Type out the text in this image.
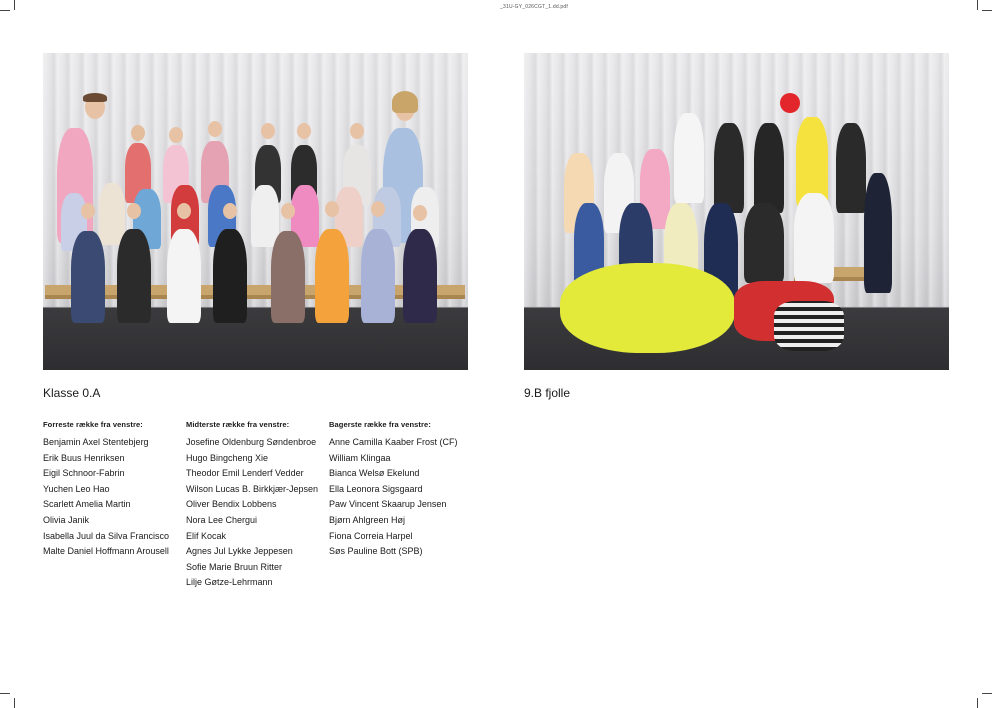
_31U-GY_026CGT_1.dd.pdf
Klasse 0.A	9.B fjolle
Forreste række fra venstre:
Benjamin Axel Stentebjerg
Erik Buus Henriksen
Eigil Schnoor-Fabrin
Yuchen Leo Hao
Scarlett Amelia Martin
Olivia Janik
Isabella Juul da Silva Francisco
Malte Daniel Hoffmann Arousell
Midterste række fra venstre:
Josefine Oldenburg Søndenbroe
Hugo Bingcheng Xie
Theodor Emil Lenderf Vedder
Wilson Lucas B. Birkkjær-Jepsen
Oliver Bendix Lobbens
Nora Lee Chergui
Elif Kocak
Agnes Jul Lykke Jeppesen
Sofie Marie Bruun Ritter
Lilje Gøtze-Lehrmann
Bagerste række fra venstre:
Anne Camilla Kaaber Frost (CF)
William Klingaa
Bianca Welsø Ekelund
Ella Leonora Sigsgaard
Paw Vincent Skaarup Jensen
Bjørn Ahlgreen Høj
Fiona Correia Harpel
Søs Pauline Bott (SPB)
◆ ◆ ◆ ◆ ◆ ◆ ◆
Find every line in the records above that holds the word "række", and copy each one.

Forreste række fra venstre:
Midterste række fra venstre:
Bagerste række fra venstre:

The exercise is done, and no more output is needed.